(Saved entries)
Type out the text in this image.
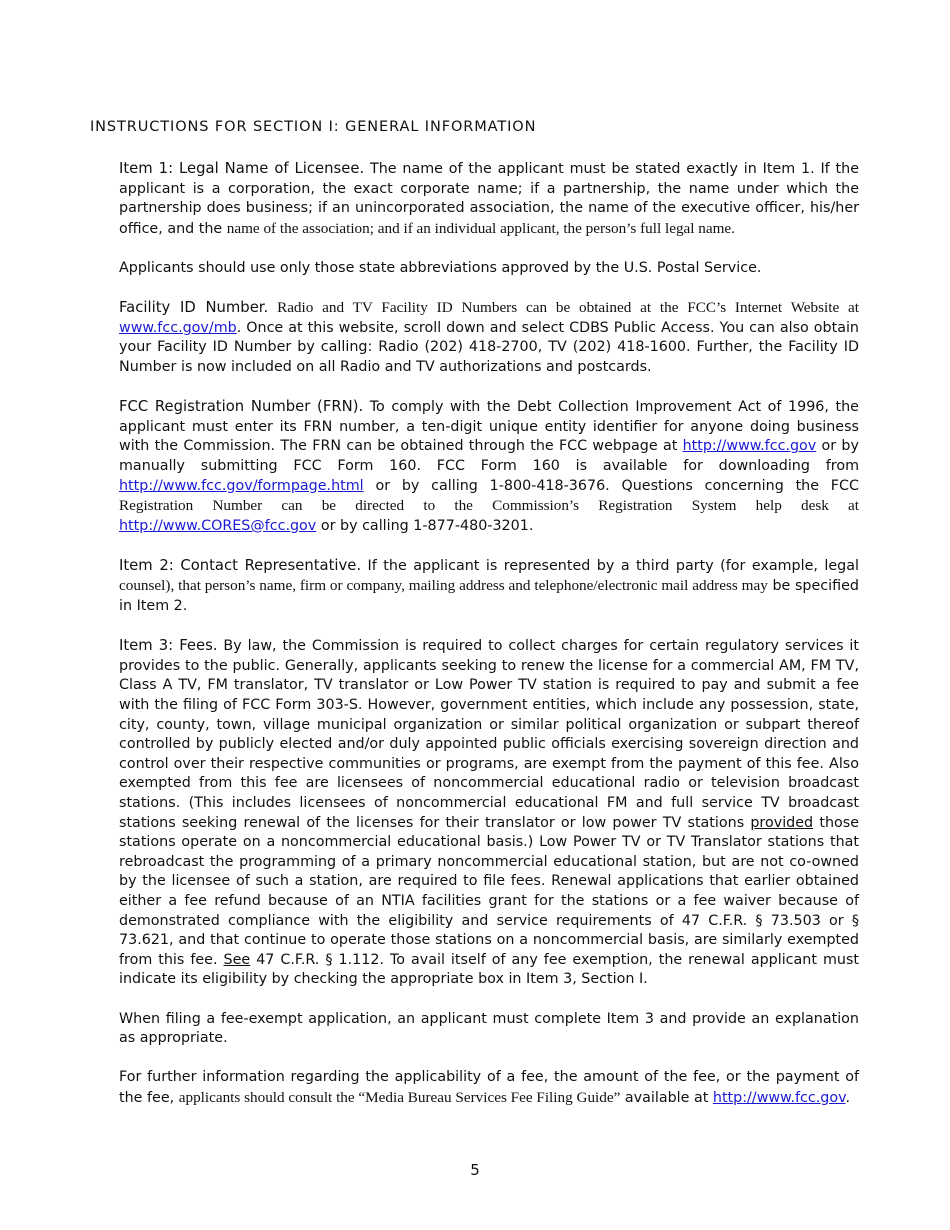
INSTRUCTIONS FOR SECTION I: GENERAL INFORMATION

Item 1: Legal Name of Licensee. The name of the applicant must be stated exactly in Item 1. If the applicant is a corporation, the exact corporate name; if a partnership, the name under which the partnership does business; if an unincorporated association, the name of the executive officer, his/her office, and the name of the association; and if an individual applicant, the person’s full legal name.

Applicants should use only those state abbreviations approved by the U.S. Postal Service.

Facility ID Number. Radio and TV Facility ID Numbers can be obtained at the FCC’s Internet Website at www.fcc.gov/mb. Once at this website, scroll down and select CDBS Public Access. You can also obtain your Facility ID Number by calling: Radio (202) 418-2700, TV (202) 418-1600. Further, the Facility ID Number is now included on all Radio and TV authorizations and postcards.

FCC Registration Number (FRN). To comply with the Debt Collection Improvement Act of 1996, the applicant must enter its FRN number, a ten-digit unique entity identifier for anyone doing business with the Commission. The FRN can be obtained through the FCC webpage at http://www.fcc.gov or by manually submitting FCC Form 160. FCC Form 160 is available for downloading from http://www.fcc.gov/formpage.html or by calling 1-800-418-3676. Questions concerning the FCC Registration Number can be directed to the Commission’s Registration System help desk at http://www.CORES@fcc.gov or by calling 1-877-480-3201.

Item 2: Contact Representative. If the applicant is represented by a third party (for example, legal counsel), that person’s name, firm or company, mailing address and telephone/electronic mail address may be specified in Item 2.

Item 3: Fees. By law, the Commission is required to collect charges for certain regulatory services it provides to the public. Generally, applicants seeking to renew the license for a commercial AM, FM TV, Class A TV, FM translator, TV translator or Low Power TV station is required to pay and submit a fee with the filing of FCC Form 303-S. However, government entities, which include any possession, state, city, county, town, village municipal organization or similar political organization or subpart thereof controlled by publicly elected and/or duly appointed public officials exercising sovereign direction and control over their respective communities or programs, are exempt from the payment of this fee. Also exempted from this fee are licensees of noncommercial educational radio or television broadcast stations. (This includes licensees of noncommercial educational FM and full service TV broadcast stations seeking renewal of the licenses for their translator or low power TV stations provided those stations operate on a noncommercial educational basis.) Low Power TV or TV Translator stations that rebroadcast the programming of a primary noncommercial educational station, but are not co-owned by the licensee of such a station, are required to file fees. Renewal applications that earlier obtained either a fee refund because of an NTIA facilities grant for the stations or a fee waiver because of demonstrated compliance with the eligibility and service requirements of 47 C.F.R. § 73.503 or § 73.621, and that continue to operate those stations on a noncommercial basis, are similarly exempted from this fee. See 47 C.F.R. § 1.112. To avail itself of any fee exemption, the renewal applicant must indicate its eligibility by checking the appropriate box in Item 3, Section I.

When filing a fee-exempt application, an applicant must complete Item 3 and provide an explanation as appropriate.

For further information regarding the applicability of a fee, the amount of the fee, or the payment of the fee, applicants should consult the “Media Bureau Services Fee Filing Guide” available at http://www.fcc.gov.

5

• [BRIEF]:
Pictures in the data above should not be copied; transcribe everything else exactly.

• [RESPONSE FOR THIS EXERCISE]:
Type out the text in this image.
INSTRUCTIONS FOR SECTION I: GENERAL INFORMATION

Item 1: Legal Name of Licensee. The name of the applicant must be stated exactly in Item 1. If the applicant is a corporation, the exact corporate name; if a partnership, the name under which the partnership does business; if an unincorporated association, the name of the executive officer, his/her office, and the name of the association; and if an individual applicant, the person’s full legal name.

Applicants should use only those state abbreviations approved by the U.S. Postal Service.

Facility ID Number. Radio and TV Facility ID Numbers can be obtained at the FCC’s Internet Website at www.fcc.gov/mb. Once at this website, scroll down and select CDBS Public Access. You can also obtain your Facility ID Number by calling: Radio (202) 418-2700, TV (202) 418-1600. Further, the Facility ID Number is now included on all Radio and TV authorizations and postcards.

FCC Registration Number (FRN). To comply with the Debt Collection Improvement Act of 1996, the applicant must enter its FRN number, a ten-digit unique entity identifier for anyone doing business with the Commission. The FRN can be obtained through the FCC webpage at http://www.fcc.gov or by manually submitting FCC Form 160. FCC Form 160 is available for downloading from http://www.fcc.gov/formpage.html or by calling 1-800-418-3676. Questions concerning the FCC Registration Number can be directed to the Commission’s Registration System help desk at http://www.CORES@fcc.gov or by calling 1-877-480-3201.

Item 2: Contact Representative. If the applicant is represented by a third party (for example, legal counsel), that person’s name, firm or company, mailing address and telephone/electronic mail address may be specified in Item 2.

Item 3: Fees. By law, the Commission is required to collect charges for certain regulatory services it provides to the public. Generally, applicants seeking to renew the license for a commercial AM, FM TV, Class A TV, FM translator, TV translator or Low Power TV station is required to pay and submit a fee with the filing of FCC Form 303-S. However, government entities, which include any possession, state, city, county, town, village municipal organization or similar political organization or subpart thereof controlled by publicly elected and/or duly appointed public officials exercising sovereign direction and control over their respective communities or programs, are exempt from the payment of this fee. Also exempted from this fee are licensees of noncommercial educational radio or television broadcast stations. (This includes licensees of noncommercial educational FM and full service TV broadcast stations seeking renewal of the licenses for their translator or low power TV stations provided those stations operate on a noncommercial educational basis.) Low Power TV or TV Translator stations that rebroadcast the programming of a primary noncommercial educational station, but are not co-owned by the licensee of such a station, are required to file fees. Renewal applications that earlier obtained either a fee refund because of an NTIA facilities grant for the stations or a fee waiver because of demonstrated compliance with the eligibility and service requirements of 47 C.F.R. § 73.503 or § 73.621, and that continue to operate those stations on a noncommercial basis, are similarly exempted from this fee. See 47 C.F.R. § 1.112. To avail itself of any fee exemption, the renewal applicant must indicate its eligibility by checking the appropriate box in Item 3, Section I.

When filing a fee-exempt application, an applicant must complete Item 3 and provide an explanation as appropriate.

For further information regarding the applicability of a fee, the amount of the fee, or the payment of the fee, applicants should consult the “Media Bureau Services Fee Filing Guide” available at http://www.fcc.gov.

5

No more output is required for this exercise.